Provided information -
· · ·

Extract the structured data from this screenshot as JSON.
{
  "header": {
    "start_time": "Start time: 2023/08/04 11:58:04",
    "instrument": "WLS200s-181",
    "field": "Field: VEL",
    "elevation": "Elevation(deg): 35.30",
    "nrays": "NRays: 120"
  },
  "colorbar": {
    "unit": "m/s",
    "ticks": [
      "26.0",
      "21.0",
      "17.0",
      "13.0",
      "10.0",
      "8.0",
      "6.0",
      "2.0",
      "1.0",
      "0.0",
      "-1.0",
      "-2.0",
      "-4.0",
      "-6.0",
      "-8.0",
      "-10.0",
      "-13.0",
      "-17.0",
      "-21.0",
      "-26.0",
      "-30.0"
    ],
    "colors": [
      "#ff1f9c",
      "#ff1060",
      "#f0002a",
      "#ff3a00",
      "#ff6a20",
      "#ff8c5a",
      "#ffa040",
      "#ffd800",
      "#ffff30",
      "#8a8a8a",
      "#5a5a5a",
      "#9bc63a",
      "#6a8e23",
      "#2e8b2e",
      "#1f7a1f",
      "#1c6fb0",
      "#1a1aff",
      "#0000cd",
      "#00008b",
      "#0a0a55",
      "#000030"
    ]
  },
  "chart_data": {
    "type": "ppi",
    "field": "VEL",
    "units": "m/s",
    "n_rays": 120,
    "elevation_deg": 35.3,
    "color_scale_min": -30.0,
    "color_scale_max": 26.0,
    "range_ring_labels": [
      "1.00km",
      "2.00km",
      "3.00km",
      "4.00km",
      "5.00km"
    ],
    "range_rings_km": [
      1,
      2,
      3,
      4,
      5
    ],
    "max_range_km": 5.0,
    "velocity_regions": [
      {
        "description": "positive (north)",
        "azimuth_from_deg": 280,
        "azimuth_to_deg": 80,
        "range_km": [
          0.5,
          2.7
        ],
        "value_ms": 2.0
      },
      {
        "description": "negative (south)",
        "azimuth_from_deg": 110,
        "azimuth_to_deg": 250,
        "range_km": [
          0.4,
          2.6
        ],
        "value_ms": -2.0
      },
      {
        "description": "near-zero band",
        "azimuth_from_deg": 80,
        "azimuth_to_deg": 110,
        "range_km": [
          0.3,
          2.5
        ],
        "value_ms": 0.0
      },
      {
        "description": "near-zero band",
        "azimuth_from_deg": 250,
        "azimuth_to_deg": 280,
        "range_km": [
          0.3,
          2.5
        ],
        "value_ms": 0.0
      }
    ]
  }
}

· · ·

Stated task - Scan the listing above and identify each line holding the string "description"; copy every such line.

Task output -
        "description": "positive (north)",
        "description": "negative (south)",
        "description": "near-zero band",
        "description": "near-zero band",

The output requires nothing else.